TASK GOAL:
Set out every line bearing the string "typing".

┏━━

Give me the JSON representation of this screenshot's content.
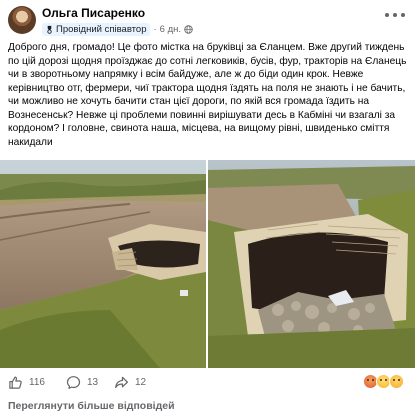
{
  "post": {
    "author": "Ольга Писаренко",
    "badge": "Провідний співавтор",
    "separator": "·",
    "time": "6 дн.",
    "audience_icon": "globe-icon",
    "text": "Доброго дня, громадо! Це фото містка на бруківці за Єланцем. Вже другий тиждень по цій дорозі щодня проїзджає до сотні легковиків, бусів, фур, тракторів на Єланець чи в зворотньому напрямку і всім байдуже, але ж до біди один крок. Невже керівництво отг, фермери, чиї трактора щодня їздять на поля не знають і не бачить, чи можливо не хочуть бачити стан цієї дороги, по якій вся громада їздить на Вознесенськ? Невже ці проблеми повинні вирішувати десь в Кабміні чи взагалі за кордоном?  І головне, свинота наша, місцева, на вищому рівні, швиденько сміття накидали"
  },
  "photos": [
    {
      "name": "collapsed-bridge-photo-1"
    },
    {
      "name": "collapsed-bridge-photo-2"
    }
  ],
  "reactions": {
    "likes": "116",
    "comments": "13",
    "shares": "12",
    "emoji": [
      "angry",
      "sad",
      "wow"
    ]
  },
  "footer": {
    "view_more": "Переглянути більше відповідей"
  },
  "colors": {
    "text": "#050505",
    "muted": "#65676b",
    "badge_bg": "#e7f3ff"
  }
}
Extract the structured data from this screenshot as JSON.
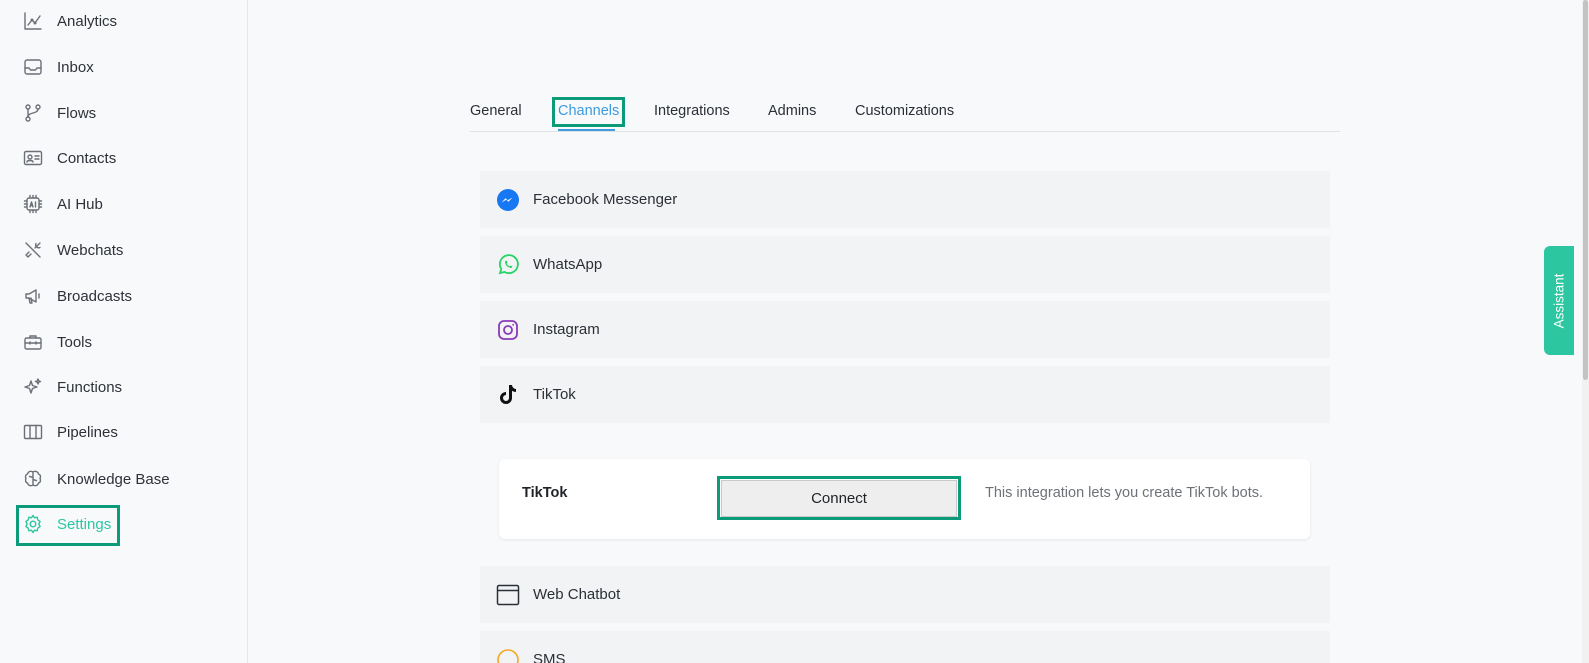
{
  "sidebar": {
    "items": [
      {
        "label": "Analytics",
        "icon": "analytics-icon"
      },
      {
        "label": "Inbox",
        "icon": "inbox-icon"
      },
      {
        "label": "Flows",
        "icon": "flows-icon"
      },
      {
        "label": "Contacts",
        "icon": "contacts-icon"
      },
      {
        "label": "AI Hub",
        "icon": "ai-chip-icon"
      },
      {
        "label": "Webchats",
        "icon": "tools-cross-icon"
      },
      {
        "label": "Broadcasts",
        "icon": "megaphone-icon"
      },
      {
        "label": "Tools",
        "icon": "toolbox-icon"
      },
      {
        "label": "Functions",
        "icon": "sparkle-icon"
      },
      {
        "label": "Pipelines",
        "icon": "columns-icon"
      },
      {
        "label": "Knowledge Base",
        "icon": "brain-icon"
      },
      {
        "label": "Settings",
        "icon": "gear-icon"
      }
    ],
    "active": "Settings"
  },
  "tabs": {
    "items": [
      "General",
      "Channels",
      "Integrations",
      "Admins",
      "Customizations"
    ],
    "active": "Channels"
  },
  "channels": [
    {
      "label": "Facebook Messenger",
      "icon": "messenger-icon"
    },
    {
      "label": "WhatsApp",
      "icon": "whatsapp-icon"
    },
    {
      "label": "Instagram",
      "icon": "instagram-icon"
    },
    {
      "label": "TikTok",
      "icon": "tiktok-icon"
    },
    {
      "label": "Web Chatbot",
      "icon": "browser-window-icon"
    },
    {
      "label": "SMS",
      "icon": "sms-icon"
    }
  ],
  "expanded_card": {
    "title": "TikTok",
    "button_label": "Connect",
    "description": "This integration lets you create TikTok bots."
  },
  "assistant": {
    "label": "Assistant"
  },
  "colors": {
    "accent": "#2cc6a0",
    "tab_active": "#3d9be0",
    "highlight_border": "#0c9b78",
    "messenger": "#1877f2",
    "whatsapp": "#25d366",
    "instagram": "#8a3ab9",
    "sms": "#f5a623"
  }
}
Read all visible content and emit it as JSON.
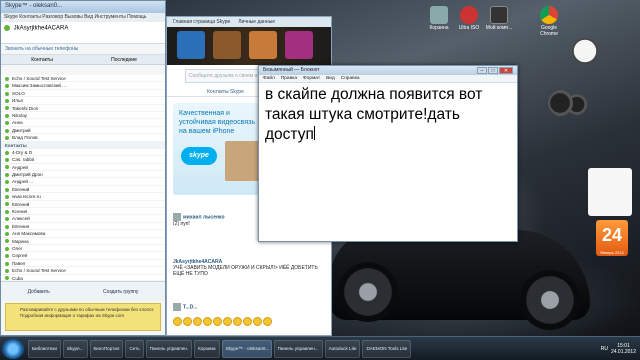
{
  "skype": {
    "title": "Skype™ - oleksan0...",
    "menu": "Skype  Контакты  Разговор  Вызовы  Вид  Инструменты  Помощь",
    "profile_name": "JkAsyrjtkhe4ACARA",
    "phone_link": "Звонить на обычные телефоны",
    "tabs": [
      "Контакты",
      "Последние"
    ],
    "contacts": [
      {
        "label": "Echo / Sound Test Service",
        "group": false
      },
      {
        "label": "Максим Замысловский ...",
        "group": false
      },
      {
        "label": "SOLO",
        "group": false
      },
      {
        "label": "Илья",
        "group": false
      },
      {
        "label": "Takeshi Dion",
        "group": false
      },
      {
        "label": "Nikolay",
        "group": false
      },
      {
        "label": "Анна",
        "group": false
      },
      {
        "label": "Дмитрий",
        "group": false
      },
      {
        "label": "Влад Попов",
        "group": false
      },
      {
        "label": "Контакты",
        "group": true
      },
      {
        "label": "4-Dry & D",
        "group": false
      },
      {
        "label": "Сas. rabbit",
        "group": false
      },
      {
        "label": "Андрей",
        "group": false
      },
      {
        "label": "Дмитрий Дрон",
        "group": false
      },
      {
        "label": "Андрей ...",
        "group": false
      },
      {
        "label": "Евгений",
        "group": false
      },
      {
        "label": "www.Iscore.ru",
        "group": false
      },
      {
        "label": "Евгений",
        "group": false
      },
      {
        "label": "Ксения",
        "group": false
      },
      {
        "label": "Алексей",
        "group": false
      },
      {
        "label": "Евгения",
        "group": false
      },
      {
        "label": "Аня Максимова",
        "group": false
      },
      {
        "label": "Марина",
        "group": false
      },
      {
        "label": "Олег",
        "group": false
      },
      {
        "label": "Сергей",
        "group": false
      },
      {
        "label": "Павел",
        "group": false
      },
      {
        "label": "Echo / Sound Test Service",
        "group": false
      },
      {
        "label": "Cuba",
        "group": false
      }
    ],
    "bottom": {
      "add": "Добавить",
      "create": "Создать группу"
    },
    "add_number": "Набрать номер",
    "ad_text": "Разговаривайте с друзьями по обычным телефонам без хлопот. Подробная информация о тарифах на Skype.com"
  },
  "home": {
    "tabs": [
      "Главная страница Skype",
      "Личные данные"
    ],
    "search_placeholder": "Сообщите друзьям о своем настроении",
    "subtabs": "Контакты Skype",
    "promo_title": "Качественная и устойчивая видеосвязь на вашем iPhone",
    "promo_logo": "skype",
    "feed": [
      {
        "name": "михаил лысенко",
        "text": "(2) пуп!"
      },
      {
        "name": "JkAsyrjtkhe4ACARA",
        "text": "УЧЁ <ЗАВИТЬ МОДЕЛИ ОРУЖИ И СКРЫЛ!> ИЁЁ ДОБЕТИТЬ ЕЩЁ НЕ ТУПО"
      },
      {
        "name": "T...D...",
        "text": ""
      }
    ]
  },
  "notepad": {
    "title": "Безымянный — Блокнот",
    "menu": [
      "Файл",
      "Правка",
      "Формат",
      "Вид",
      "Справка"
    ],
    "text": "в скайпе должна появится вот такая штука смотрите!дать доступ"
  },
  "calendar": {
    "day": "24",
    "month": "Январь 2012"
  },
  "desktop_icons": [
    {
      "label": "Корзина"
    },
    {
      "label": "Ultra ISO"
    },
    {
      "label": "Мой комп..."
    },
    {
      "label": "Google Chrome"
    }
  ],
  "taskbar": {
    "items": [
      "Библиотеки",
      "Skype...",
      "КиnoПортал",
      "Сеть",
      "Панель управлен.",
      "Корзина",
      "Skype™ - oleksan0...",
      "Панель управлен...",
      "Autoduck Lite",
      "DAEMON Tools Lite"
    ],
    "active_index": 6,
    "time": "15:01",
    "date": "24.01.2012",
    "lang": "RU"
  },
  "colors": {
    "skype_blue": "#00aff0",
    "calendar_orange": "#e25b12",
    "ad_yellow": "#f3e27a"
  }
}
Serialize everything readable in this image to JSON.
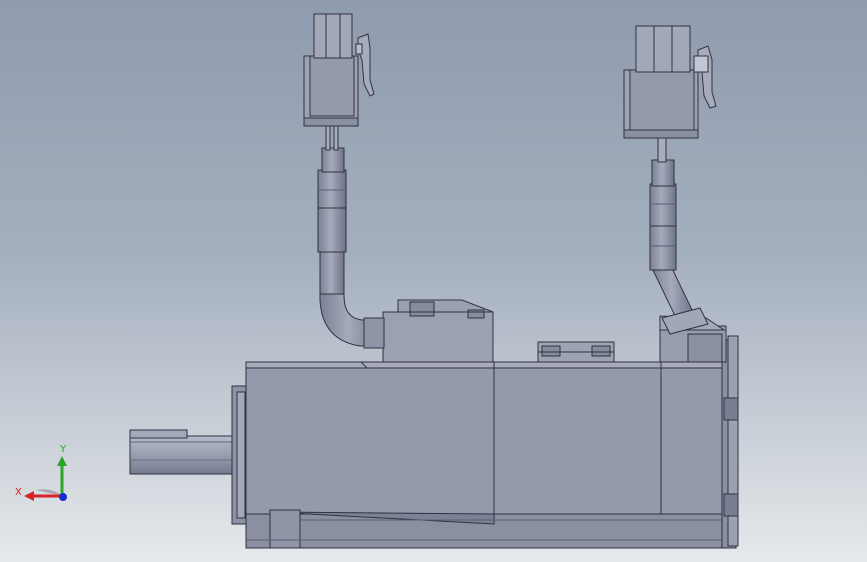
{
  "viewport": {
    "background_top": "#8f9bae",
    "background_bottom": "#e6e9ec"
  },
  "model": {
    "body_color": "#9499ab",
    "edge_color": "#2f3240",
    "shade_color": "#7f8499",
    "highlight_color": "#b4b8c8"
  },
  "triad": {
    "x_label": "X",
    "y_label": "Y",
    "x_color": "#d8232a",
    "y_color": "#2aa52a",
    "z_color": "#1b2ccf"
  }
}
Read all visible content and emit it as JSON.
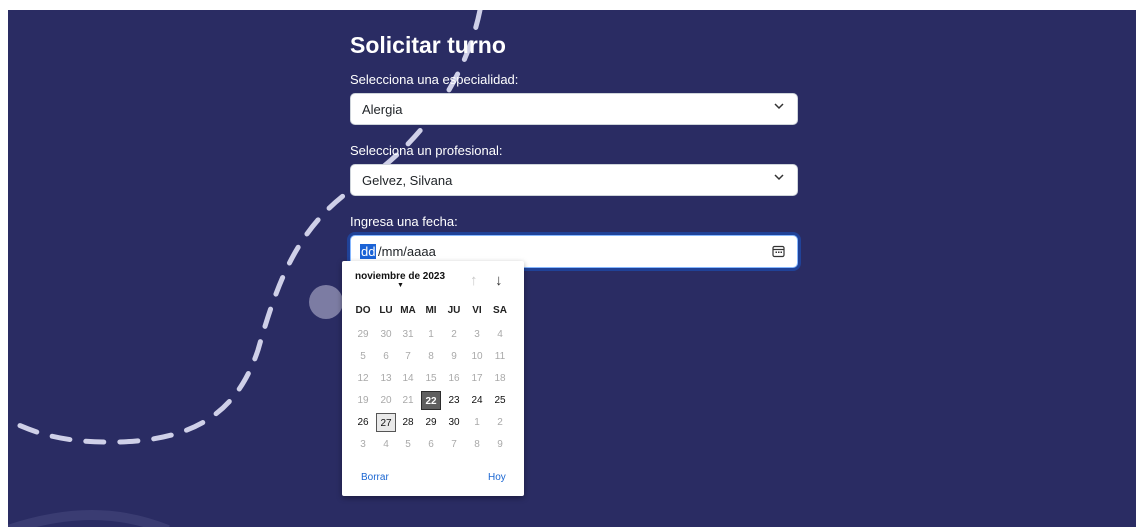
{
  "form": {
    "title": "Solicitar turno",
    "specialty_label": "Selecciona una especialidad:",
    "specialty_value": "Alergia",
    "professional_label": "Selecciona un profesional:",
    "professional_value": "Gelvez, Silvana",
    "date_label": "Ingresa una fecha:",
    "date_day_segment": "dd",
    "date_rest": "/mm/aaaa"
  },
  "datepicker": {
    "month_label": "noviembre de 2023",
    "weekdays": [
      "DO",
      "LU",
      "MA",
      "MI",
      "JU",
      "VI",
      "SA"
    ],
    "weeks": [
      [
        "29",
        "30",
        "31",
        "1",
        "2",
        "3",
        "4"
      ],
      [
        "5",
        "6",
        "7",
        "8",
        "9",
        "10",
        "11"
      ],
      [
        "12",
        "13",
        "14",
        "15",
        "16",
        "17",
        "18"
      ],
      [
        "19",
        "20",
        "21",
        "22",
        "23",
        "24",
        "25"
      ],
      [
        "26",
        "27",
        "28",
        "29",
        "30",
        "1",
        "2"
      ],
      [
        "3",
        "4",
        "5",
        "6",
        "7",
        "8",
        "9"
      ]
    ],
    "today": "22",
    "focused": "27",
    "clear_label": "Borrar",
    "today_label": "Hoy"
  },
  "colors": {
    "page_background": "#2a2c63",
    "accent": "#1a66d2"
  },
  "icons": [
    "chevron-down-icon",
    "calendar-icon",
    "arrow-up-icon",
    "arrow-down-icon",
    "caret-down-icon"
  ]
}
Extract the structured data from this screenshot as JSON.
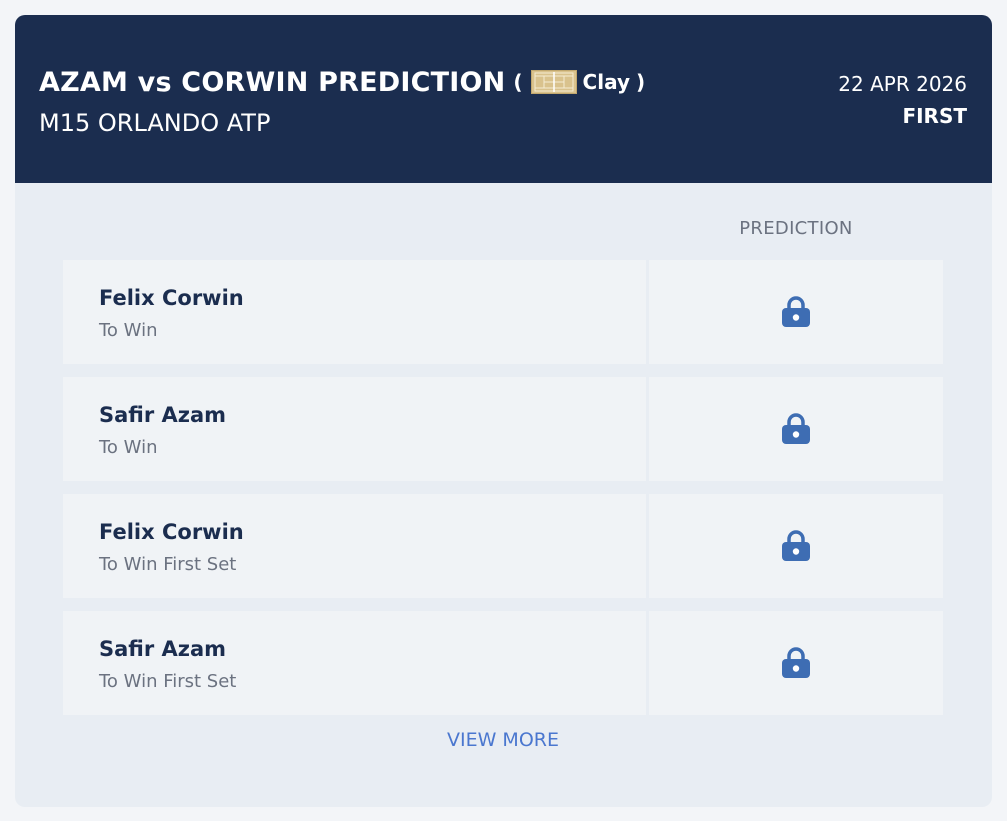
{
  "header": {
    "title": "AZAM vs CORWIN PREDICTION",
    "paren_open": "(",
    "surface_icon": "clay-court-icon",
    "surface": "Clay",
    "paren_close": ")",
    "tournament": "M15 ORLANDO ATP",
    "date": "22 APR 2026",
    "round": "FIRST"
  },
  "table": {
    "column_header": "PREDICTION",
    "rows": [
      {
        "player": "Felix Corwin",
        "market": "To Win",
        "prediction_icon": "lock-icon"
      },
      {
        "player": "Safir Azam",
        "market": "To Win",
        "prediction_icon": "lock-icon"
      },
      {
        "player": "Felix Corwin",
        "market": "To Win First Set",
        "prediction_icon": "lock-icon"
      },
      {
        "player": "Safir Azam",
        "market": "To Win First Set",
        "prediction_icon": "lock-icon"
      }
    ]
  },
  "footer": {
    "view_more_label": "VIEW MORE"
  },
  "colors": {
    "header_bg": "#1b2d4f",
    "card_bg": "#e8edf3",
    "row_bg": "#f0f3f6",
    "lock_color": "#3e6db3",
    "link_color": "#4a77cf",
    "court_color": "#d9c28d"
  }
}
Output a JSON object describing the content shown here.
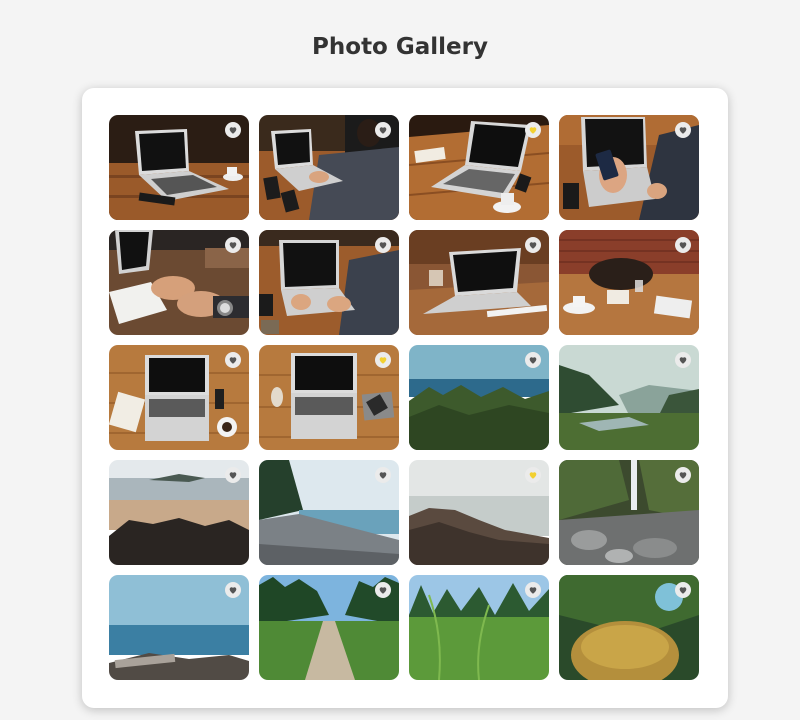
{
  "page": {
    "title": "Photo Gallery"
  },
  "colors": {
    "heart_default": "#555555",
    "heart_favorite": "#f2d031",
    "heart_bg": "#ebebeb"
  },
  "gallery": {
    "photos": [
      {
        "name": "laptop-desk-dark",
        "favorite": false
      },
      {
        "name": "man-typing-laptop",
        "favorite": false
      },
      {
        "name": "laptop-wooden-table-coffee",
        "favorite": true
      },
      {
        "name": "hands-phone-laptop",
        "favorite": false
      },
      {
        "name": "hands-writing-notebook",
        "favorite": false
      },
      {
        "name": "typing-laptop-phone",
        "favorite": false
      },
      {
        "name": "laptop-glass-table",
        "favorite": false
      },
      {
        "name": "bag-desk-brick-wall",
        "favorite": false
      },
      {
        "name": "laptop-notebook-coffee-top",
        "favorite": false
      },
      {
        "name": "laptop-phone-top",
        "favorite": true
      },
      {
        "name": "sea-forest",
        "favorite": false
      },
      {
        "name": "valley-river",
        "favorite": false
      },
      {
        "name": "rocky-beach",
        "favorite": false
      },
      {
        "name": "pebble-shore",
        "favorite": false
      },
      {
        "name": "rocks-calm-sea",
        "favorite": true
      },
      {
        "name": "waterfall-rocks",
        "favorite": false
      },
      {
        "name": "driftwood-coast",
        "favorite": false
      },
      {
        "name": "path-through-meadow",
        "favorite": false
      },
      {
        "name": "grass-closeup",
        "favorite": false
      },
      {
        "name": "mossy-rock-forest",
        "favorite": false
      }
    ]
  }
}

┗━━

THE COMPLETED TASK:
        "name": "man-typing-laptop",
        "name": "typing-laptop-phone",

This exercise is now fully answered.